_MATERIAL TO PROCESS_
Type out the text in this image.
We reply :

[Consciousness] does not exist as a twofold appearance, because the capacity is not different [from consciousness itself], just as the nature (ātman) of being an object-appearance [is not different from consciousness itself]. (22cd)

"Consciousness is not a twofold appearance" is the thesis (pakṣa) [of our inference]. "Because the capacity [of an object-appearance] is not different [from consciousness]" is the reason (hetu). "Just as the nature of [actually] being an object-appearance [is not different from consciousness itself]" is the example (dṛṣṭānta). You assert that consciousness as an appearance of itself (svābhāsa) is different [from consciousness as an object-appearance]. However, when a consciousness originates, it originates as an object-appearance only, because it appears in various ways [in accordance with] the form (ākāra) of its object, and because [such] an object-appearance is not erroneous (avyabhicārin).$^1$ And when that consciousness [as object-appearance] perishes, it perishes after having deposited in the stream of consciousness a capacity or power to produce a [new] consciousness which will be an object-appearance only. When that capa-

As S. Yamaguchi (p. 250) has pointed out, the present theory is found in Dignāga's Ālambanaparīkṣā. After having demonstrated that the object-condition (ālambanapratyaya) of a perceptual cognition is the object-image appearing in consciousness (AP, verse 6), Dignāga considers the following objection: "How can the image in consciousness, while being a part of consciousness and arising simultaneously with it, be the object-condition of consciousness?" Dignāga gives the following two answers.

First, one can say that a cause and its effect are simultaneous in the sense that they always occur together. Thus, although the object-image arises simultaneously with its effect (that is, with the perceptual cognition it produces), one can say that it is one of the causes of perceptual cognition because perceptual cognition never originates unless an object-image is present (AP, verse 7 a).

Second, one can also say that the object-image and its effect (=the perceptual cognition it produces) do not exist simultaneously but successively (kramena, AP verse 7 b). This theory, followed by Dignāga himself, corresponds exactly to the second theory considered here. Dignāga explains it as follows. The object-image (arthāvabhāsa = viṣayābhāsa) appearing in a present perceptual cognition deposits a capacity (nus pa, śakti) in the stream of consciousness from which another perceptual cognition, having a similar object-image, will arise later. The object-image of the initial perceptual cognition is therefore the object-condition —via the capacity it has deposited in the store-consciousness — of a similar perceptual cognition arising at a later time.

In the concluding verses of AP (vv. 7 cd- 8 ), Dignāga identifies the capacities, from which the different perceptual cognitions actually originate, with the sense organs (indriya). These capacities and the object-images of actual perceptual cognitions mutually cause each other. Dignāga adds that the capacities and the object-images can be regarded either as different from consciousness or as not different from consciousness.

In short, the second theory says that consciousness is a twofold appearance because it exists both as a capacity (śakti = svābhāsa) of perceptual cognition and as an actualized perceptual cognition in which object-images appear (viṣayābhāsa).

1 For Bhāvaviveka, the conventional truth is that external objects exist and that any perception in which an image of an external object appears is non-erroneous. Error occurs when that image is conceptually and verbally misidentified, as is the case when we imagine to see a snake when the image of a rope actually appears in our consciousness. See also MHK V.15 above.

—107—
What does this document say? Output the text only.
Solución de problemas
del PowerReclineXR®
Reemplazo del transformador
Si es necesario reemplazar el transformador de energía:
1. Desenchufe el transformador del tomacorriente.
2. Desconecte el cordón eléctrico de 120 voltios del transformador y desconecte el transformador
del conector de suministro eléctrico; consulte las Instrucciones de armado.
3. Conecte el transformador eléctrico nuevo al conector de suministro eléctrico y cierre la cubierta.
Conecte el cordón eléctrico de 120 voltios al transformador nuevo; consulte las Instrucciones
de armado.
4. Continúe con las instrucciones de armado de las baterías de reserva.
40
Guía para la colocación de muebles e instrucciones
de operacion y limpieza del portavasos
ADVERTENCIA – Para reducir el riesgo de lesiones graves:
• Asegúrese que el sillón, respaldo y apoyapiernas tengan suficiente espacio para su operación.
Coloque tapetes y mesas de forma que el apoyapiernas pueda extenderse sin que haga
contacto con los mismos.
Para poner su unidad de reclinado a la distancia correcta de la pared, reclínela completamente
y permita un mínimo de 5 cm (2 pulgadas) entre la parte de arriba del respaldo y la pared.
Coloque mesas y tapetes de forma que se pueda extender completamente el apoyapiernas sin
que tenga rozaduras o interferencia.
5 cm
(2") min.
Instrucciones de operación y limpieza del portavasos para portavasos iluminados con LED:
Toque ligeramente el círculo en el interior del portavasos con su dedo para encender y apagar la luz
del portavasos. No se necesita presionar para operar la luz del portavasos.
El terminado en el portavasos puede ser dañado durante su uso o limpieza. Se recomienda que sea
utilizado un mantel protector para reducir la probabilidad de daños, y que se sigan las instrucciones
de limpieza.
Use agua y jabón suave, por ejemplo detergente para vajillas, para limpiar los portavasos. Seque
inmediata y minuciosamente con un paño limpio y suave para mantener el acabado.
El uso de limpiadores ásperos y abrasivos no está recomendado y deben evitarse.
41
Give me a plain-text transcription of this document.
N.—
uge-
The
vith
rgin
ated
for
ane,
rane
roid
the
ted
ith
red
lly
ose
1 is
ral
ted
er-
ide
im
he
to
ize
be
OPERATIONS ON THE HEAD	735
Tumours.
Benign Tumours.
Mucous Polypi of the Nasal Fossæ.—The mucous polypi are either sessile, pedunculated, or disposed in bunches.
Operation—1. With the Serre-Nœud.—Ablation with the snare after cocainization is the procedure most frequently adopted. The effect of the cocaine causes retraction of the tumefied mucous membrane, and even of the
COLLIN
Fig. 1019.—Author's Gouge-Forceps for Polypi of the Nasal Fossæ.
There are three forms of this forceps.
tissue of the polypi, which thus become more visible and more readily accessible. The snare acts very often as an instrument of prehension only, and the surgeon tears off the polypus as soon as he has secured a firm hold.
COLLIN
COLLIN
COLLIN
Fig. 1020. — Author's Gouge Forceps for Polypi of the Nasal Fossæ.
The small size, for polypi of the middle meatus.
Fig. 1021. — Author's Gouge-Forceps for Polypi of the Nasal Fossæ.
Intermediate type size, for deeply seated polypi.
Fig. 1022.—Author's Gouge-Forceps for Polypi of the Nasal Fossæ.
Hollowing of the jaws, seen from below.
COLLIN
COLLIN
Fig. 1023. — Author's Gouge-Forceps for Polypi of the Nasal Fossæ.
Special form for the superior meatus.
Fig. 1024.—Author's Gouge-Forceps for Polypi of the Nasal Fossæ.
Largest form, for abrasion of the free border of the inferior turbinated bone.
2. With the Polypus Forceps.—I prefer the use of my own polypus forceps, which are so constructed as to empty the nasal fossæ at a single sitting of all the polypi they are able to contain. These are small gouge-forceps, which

_STATED EXERCISE_
Write out the entries above word for word.

_ANSWER FOR THE TASK_
Type out the text in this image.
We reply :

[Consciousness] does not exist as a twofold appearance, because the capacity is not different [from consciousness itself], just as the nature (ātman) of being an object-appearance [is not different from consciousness itself]. (22cd)

"Consciousness is not a twofold appearance" is the thesis (pakṣa) [of our inference]. "Because the capacity [of an object-appearance] is not different [from consciousness]" is the reason (hetu). "Just as the nature of [actually] being an object-appearance [is not different from consciousness itself]" is the example (dṛṣṭānta). You assert that consciousness as an appearance of itself (svābhāsa) is different [from consciousness as an object-appearance]. However, when a consciousness originates, it originates as an object-appearance only, because it appears in various ways [in accordance with] the form (ākāra) of its object, and because [such] an object-appearance is not erroneous (avyabhicārin).$^1$ And when that consciousness [as object-appearance] perishes, it perishes after having deposited in the stream of consciousness a capacity or power to produce a [new] consciousness which will be an object-appearance only. When that capa-

As S. Yamaguchi (p. 250) has pointed out, the present theory is found in Dignāga's Ālambanaparīkṣā. After having demonstrated that the object-condition (ālambanapratyaya) of a perceptual cognition is the object-image appearing in consciousness (AP, verse 6), Dignāga considers the following objection: "How can the image in consciousness, while being a part of consciousness and arising simultaneously with it, be the object-condition of consciousness?" Dignāga gives the following two answers.

First, one can say that a cause and its effect are simultaneous in the sense that they always occur together. Thus, although the object-image arises simultaneously with its effect (that is, with the perceptual cognition it produces), one can say that it is one of the causes of perceptual cognition because perceptual cognition never originates unless an object-image is present (AP, verse 7 a).

Second, one can also say that the object-image and its effect (=the perceptual cognition it produces) do not exist simultaneously but successively (kramena, AP verse 7 b). This theory, followed by Dignāga himself, corresponds exactly to the second theory considered here. Dignāga explains it as follows. The object-image (arthāvabhāsa = viṣayābhāsa) appearing in a present perceptual cognition deposits a capacity (nus pa, śakti) in the stream of consciousness from which another perceptual cognition, having a similar object-image, will arise later. The object-image of the initial perceptual cognition is therefore the object-condition —via the capacity it has deposited in the store-consciousness — of a similar perceptual cognition arising at a later time.

In the concluding verses of AP (vv. 7 cd- 8 ), Dignāga identifies the capacities, from which the different perceptual cognitions actually originate, with the sense organs (indriya). These capacities and the object-images of actual perceptual cognitions mutually cause each other. Dignāga adds that the capacities and the object-images can be regarded either as different from consciousness or as not different from consciousness.

In short, the second theory says that consciousness is a twofold appearance because it exists both as a capacity (śakti = svābhāsa) of perceptual cognition and as an actualized perceptual cognition in which object-images appear (viṣayābhāsa).

1 For Bhāvaviveka, the conventional truth is that external objects exist and that any perception in which an image of an external object appears is non-erroneous. Error occurs when that image is conceptually and verbally misidentified, as is the case when we imagine to see a snake when the image of a rope actually appears in our consciousness. See also MHK V.15 above.

—107—
What does this document say? Output the text only.
Solución de problemas
del PowerReclineXR®
Reemplazo del transformador
Si es necesario reemplazar el transformador de energía:
1. Desenchufe el transformador del tomacorriente.
2. Desconecte el cordón eléctrico de 120 voltios del transformador y desconecte el transformador
del conector de suministro eléctrico; consulte las Instrucciones de armado.
3. Conecte el transformador eléctrico nuevo al conector de suministro eléctrico y cierre la cubierta.
Conecte el cordón eléctrico de 120 voltios al transformador nuevo; consulte las Instrucciones
de armado.
4. Continúe con las instrucciones de armado de las baterías de reserva.
40
Guía para la colocación de muebles e instrucciones
de operacion y limpieza del portavasos
ADVERTENCIA – Para reducir el riesgo de lesiones graves:
• Asegúrese que el sillón, respaldo y apoyapiernas tengan suficiente espacio para su operación.
Coloque tapetes y mesas de forma que el apoyapiernas pueda extenderse sin que haga
contacto con los mismos.
Para poner su unidad de reclinado a la distancia correcta de la pared, reclínela completamente
y permita un mínimo de 5 cm (2 pulgadas) entre la parte de arriba del respaldo y la pared.
Coloque mesas y tapetes de forma que se pueda extender completamente el apoyapiernas sin
que tenga rozaduras o interferencia.
5 cm
(2") min.
Instrucciones de operación y limpieza del portavasos para portavasos iluminados con LED:
Toque ligeramente el círculo en el interior del portavasos con su dedo para encender y apagar la luz
del portavasos. No se necesita presionar para operar la luz del portavasos.
El terminado en el portavasos puede ser dañado durante su uso o limpieza. Se recomienda que sea
utilizado un mantel protector para reducir la probabilidad de daños, y que se sigan las instrucciones
de limpieza.
Use agua y jabón suave, por ejemplo detergente para vajillas, para limpiar los portavasos. Seque
inmediata y minuciosamente con un paño limpio y suave para mantener el acabado.
El uso de limpiadores ásperos y abrasivos no está recomendado y deben evitarse.
41
Give me a plain-text transcription of this document.
N.—
uge-
The
vith
rgin
ated
for
ane,
rane
roid
the
ted
ith
red
lly
ose
1 is
ral
ted
er-
ide
im
he
to
ize
be
OPERATIONS ON THE HEAD	735
Tumours.
Benign Tumours.
Mucous Polypi of the Nasal Fossæ.—The mucous polypi are either sessile, pedunculated, or disposed in bunches.
Operation—1. With the Serre-Nœud.—Ablation with the snare after cocainization is the procedure most frequently adopted. The effect of the cocaine causes retraction of the tumefied mucous membrane, and even of the
COLLIN
Fig. 1019.—Author's Gouge-Forceps for Polypi of the Nasal Fossæ.
There are three forms of this forceps.
tissue of the polypi, which thus become more visible and more readily accessible. The snare acts very often as an instrument of prehension only, and the surgeon tears off the polypus as soon as he has secured a firm hold.
COLLIN
COLLIN
COLLIN
Fig. 1020. — Author's Gouge Forceps for Polypi of the Nasal Fossæ.
The small size, for polypi of the middle meatus.
Fig. 1021. — Author's Gouge-Forceps for Polypi of the Nasal Fossæ.
Intermediate type size, for deeply seated polypi.
Fig. 1022.—Author's Gouge-Forceps for Polypi of the Nasal Fossæ.
Hollowing of the jaws, seen from below.
COLLIN
COLLIN
Fig. 1023. — Author's Gouge-Forceps for Polypi of the Nasal Fossæ.
Special form for the superior meatus.
Fig. 1024.—Author's Gouge-Forceps for Polypi of the Nasal Fossæ.
Largest form, for abrasion of the free border of the inferior turbinated bone.
2. With the Polypus Forceps.—I prefer the use of my own polypus forceps, which are so constructed as to empty the nasal fossæ at a single sitting of all the polypi they are able to contain. These are small gouge-forceps, which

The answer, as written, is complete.